### Records provided
╔══
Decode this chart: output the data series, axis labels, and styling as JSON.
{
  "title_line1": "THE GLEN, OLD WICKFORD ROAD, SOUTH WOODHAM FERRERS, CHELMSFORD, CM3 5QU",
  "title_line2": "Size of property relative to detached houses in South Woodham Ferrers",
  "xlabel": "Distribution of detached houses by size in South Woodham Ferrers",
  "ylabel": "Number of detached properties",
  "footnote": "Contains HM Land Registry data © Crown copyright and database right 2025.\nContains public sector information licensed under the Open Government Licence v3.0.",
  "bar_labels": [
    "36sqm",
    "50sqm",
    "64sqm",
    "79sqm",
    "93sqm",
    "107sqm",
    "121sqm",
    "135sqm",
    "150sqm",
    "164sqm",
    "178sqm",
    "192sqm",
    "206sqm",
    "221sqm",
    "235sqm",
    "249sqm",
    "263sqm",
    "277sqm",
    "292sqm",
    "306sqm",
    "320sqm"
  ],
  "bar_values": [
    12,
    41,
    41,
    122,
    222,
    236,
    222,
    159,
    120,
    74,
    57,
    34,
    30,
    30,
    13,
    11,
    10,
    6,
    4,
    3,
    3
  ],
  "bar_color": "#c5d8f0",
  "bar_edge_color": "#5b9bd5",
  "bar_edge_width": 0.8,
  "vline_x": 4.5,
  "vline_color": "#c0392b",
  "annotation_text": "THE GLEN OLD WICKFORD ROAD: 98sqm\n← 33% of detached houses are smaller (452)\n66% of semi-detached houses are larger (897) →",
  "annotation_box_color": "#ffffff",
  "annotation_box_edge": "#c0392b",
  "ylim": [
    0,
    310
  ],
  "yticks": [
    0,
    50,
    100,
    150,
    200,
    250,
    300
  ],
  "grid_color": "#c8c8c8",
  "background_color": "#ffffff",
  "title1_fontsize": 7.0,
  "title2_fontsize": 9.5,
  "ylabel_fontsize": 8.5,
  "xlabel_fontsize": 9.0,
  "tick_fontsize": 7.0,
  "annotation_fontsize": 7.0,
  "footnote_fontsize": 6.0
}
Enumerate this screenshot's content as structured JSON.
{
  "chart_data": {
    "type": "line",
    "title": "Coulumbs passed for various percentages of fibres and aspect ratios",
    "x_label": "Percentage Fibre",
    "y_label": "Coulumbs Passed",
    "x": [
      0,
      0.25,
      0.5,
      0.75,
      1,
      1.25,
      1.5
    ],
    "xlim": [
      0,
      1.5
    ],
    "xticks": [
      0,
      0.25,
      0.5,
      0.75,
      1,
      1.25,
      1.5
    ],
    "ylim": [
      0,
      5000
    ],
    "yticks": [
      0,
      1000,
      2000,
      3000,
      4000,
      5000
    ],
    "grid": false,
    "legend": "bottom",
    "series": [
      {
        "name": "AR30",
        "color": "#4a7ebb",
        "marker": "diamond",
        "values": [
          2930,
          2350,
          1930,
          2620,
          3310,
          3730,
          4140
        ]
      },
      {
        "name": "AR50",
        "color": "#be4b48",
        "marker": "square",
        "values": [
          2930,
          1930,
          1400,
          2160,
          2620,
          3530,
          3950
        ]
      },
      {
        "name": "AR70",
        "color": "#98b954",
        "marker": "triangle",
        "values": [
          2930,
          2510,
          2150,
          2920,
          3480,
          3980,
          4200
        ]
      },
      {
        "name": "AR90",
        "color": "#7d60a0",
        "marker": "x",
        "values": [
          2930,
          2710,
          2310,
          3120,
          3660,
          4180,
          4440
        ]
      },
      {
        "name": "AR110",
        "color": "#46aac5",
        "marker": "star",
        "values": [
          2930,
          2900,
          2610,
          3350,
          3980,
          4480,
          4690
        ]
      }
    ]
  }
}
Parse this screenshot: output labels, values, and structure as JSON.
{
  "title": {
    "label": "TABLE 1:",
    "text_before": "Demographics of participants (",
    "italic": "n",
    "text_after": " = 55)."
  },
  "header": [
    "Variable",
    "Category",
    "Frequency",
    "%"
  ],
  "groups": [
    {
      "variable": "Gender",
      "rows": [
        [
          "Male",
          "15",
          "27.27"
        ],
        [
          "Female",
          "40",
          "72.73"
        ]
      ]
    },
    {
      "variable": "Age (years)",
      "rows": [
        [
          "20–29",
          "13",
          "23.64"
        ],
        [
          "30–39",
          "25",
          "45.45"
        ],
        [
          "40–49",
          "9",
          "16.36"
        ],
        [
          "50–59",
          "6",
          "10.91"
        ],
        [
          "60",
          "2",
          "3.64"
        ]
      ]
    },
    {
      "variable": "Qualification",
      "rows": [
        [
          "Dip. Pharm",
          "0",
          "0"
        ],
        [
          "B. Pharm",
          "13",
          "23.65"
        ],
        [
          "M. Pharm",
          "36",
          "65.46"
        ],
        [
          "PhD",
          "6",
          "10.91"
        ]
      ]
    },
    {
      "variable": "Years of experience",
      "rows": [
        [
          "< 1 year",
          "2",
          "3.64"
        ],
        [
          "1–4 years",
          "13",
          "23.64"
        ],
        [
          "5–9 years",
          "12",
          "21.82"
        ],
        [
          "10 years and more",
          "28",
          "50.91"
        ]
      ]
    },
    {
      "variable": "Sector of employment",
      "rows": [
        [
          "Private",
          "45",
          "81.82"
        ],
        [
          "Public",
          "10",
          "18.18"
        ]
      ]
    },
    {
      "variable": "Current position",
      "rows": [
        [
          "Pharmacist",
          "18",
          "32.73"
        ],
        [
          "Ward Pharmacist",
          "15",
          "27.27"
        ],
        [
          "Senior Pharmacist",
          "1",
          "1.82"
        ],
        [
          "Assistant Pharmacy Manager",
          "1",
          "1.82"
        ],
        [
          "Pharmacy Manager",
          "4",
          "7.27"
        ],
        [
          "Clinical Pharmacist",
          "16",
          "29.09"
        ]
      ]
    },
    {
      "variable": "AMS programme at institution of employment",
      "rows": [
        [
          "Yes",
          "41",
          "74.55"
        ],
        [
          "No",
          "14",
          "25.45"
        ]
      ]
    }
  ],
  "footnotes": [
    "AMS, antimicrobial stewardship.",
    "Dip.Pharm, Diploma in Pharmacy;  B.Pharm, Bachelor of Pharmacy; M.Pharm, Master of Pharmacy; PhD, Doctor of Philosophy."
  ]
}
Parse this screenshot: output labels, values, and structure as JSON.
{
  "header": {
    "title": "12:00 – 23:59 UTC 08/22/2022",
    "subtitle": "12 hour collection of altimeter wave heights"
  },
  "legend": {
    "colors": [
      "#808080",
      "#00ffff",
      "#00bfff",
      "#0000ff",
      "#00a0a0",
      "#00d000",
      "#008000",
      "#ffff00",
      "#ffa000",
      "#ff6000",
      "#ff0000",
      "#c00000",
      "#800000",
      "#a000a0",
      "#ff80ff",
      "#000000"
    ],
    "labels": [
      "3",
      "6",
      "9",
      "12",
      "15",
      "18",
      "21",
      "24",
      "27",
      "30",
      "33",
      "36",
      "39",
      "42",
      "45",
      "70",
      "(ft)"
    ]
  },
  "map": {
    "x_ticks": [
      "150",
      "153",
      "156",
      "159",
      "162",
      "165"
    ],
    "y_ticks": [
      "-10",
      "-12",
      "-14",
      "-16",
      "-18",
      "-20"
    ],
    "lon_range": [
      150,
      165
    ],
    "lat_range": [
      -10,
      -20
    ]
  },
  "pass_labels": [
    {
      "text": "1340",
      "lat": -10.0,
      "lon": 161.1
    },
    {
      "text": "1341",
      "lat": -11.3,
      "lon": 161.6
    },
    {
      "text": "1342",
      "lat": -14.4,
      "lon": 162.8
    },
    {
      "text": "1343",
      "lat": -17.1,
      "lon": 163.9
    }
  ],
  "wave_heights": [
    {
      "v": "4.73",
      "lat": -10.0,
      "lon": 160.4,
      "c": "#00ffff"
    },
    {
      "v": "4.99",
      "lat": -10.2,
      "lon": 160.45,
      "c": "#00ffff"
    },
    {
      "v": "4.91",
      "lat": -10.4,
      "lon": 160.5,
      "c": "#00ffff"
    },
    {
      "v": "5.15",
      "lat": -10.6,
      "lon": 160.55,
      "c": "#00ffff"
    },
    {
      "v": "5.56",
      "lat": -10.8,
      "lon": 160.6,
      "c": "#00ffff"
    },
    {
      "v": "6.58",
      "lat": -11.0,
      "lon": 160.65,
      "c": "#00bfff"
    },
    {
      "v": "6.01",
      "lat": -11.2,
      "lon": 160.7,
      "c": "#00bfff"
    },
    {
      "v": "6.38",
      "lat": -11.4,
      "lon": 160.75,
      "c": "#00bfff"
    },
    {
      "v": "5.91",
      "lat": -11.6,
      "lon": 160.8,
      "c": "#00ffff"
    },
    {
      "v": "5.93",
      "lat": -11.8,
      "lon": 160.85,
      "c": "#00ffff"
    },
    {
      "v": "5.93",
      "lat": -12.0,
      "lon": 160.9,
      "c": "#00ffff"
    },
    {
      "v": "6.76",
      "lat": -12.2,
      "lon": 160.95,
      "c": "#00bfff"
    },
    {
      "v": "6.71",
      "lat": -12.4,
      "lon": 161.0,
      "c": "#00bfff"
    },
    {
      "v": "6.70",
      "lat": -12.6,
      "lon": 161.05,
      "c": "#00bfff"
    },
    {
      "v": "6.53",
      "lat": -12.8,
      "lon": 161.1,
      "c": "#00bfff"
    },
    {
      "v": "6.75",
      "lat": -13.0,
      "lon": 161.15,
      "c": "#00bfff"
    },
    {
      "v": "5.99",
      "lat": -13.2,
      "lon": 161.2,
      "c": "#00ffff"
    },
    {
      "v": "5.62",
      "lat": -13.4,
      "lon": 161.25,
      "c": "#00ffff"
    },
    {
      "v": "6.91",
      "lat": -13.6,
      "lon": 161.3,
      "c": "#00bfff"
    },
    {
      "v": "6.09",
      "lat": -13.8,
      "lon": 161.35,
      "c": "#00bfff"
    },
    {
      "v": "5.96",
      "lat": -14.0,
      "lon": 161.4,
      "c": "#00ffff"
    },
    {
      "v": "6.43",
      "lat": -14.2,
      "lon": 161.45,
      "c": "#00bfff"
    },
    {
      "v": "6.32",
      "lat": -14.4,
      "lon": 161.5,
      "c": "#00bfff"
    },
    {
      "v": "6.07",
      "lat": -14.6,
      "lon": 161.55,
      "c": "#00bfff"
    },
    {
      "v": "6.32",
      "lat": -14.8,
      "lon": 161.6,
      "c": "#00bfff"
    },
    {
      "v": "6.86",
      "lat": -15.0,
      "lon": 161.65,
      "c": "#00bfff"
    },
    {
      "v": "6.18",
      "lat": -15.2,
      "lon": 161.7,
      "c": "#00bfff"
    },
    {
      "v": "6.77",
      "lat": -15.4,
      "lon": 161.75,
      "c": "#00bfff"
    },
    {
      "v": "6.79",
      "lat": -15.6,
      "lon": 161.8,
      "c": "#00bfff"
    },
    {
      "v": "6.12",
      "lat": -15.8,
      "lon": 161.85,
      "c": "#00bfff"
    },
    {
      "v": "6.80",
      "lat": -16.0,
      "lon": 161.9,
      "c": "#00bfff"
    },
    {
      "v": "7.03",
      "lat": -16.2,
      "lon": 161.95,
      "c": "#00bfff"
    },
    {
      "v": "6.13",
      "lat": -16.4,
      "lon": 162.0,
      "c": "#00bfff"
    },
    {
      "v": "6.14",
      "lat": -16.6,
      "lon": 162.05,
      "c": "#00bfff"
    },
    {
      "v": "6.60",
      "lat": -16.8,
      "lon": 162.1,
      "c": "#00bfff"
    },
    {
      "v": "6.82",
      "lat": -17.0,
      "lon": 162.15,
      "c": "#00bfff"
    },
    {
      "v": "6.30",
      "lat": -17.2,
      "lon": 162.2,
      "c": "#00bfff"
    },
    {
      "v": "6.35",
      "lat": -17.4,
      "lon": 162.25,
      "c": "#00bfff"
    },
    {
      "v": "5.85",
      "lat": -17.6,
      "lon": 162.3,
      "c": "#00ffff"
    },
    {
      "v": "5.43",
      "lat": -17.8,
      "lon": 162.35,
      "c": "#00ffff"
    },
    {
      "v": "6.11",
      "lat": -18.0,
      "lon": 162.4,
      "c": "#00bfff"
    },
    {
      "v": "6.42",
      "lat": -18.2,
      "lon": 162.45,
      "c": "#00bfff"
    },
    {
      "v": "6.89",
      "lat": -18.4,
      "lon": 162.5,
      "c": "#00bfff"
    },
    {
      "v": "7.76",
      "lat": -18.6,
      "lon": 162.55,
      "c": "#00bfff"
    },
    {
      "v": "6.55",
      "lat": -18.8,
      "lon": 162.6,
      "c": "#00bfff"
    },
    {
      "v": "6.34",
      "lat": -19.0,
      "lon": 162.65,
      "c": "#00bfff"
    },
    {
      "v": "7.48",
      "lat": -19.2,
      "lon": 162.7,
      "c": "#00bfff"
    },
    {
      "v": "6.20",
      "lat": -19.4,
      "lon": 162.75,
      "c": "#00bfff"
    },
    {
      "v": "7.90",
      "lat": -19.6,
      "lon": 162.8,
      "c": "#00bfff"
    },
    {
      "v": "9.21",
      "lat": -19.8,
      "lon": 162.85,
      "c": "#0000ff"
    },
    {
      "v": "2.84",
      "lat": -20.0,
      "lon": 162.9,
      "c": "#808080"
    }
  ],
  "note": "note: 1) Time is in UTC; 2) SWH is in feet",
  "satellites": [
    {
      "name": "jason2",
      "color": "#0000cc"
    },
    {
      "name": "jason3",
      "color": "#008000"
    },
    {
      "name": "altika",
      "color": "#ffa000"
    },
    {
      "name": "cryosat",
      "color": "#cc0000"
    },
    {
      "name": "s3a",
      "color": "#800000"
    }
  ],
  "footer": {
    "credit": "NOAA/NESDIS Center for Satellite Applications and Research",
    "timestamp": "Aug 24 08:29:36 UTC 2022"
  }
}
╚══
Copy all lines from the material that include "GLEN".

  "title_line1": "THE GLEN, OLD WICKFORD ROAD, SOUTH WOODHAM FERRERS, CHELMSFORD, CM3 5QU",
  "annotation_text": "THE GLEN OLD WICKFORD ROAD: 98sqm\n← 33% of detached houses are smaller (452)\n66% of semi-detached houses are larger (897) →",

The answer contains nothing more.